Starting with the first line of the records and going on through the line with "145, 1101, 161]", switch "MASIDE C.F." to "MARIN C.F." and give those lines again with nothing else changed.

[Data for this task]:
- - -

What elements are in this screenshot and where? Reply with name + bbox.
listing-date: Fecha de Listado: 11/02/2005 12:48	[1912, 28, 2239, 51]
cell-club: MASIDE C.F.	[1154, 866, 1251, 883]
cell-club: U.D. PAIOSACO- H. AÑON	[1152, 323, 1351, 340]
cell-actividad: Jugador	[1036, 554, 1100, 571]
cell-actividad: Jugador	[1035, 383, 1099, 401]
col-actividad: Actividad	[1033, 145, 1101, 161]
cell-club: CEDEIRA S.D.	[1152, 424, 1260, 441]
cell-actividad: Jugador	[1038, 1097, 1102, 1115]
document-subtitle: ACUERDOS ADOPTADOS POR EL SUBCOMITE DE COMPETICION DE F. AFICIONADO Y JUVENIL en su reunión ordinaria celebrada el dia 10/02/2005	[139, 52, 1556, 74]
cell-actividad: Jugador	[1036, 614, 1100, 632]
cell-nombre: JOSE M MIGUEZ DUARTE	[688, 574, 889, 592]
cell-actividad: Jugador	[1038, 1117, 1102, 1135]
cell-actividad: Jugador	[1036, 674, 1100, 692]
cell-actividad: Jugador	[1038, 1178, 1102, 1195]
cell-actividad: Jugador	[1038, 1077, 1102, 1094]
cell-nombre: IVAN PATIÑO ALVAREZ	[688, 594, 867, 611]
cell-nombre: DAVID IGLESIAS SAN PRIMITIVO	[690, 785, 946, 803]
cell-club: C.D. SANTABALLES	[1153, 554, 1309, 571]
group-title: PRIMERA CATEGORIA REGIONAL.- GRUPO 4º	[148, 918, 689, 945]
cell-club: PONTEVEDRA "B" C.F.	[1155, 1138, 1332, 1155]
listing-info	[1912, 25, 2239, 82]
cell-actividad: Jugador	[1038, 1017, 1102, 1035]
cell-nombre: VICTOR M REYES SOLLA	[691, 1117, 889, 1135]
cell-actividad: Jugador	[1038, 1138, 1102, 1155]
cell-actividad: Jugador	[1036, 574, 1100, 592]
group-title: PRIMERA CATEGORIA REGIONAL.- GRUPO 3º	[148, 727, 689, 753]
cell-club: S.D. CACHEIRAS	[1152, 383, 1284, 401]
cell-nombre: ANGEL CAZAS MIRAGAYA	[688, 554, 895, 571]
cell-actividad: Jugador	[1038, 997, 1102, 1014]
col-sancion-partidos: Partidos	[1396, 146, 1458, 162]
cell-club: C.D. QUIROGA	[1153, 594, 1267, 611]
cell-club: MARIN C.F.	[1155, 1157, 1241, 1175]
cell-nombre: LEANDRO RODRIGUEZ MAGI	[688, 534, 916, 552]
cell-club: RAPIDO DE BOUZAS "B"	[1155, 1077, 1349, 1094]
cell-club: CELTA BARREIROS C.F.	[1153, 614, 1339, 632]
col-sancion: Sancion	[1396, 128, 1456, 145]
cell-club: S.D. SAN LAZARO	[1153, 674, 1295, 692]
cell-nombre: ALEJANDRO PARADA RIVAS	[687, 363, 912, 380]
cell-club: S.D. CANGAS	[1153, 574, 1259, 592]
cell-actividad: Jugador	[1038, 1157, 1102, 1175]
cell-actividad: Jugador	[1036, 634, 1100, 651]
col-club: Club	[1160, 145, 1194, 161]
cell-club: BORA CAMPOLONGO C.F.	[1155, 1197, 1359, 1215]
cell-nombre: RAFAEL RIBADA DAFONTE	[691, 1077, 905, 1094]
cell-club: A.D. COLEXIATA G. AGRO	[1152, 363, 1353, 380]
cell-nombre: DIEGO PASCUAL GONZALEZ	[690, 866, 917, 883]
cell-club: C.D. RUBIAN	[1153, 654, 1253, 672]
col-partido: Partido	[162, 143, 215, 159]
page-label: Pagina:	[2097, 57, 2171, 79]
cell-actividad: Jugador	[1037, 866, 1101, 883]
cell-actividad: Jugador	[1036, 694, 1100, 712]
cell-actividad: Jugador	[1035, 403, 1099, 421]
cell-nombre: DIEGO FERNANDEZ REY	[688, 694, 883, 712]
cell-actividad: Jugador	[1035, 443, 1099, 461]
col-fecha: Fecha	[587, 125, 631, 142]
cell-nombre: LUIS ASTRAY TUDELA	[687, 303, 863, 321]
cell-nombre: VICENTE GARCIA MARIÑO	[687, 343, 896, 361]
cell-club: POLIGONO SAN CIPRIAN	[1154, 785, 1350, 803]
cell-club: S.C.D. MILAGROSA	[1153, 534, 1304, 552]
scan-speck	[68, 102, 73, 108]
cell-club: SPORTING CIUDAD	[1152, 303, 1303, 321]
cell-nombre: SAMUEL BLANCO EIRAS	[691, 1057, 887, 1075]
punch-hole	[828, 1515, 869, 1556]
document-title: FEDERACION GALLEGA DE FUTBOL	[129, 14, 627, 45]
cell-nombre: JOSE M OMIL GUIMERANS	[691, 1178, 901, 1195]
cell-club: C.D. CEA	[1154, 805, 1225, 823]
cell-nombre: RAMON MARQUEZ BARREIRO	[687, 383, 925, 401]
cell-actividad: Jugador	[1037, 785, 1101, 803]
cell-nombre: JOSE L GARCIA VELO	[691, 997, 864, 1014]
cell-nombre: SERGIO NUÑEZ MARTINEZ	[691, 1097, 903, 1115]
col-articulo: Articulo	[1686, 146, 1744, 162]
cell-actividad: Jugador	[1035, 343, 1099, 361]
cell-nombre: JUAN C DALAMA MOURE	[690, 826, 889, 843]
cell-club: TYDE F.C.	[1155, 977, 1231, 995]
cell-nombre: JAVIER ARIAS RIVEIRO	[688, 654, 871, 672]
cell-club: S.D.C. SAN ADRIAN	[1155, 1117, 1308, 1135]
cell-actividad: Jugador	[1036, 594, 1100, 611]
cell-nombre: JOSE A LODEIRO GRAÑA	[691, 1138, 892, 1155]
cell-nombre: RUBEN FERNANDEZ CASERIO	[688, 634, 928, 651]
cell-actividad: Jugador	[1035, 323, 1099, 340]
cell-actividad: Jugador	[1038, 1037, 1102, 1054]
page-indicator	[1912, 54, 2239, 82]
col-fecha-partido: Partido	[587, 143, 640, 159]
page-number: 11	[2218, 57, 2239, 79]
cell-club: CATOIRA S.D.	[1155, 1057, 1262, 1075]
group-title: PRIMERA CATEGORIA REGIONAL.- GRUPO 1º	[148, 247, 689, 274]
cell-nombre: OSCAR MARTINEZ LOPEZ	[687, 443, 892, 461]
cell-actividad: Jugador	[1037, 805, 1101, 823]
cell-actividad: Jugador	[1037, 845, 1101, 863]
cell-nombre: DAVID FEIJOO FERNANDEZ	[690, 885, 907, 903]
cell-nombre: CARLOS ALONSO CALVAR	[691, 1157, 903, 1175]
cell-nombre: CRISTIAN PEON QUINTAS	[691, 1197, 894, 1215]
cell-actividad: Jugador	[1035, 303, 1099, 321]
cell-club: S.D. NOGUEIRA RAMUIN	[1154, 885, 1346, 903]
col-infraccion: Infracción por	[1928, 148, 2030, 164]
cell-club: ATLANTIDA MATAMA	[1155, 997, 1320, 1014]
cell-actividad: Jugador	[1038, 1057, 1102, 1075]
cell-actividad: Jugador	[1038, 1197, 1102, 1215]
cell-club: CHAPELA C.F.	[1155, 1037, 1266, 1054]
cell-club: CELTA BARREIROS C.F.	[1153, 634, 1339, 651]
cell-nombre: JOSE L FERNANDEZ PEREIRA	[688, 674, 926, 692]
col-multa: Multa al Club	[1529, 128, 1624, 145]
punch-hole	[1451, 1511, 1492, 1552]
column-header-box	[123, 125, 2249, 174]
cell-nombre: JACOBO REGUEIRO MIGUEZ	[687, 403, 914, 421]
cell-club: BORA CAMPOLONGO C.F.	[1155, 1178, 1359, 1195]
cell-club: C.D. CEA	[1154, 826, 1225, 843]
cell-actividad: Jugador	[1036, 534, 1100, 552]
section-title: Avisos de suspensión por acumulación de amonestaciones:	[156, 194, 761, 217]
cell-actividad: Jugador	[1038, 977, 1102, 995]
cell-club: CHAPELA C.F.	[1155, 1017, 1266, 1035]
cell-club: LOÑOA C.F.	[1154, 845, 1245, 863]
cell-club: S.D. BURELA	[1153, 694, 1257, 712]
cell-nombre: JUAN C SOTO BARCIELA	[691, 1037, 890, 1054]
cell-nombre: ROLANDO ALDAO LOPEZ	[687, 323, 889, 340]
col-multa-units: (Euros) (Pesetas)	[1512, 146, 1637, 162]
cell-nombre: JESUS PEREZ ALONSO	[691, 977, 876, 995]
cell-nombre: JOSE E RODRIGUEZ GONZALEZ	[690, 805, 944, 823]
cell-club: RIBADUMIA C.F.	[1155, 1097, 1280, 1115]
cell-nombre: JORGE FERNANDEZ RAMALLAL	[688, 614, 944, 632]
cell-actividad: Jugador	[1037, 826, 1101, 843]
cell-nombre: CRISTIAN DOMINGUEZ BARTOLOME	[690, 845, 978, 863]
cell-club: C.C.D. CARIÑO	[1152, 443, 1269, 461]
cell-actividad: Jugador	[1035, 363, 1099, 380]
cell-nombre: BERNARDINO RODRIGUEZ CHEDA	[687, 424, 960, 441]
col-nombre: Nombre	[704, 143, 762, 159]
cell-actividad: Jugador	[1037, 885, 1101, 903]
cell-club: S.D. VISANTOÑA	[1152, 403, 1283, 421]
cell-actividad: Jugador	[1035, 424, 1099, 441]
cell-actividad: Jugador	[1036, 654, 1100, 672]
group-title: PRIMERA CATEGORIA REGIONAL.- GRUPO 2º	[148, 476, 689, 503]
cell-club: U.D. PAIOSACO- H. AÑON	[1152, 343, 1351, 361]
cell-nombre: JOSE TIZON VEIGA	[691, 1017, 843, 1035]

- - -

[Full solution]:
What elements are in this screenshot and where? Reply with name + bbox.
listing-date: Fecha de Listado: 11/02/2005 12:48	[1912, 28, 2239, 51]
cell-club: MARIN C.F.	[1154, 866, 1251, 883]
cell-club: U.D. PAIOSACO- H. AÑON	[1152, 323, 1351, 340]
cell-actividad: Jugador	[1036, 554, 1100, 571]
cell-actividad: Jugador	[1035, 383, 1099, 401]
col-actividad: Actividad	[1033, 145, 1101, 161]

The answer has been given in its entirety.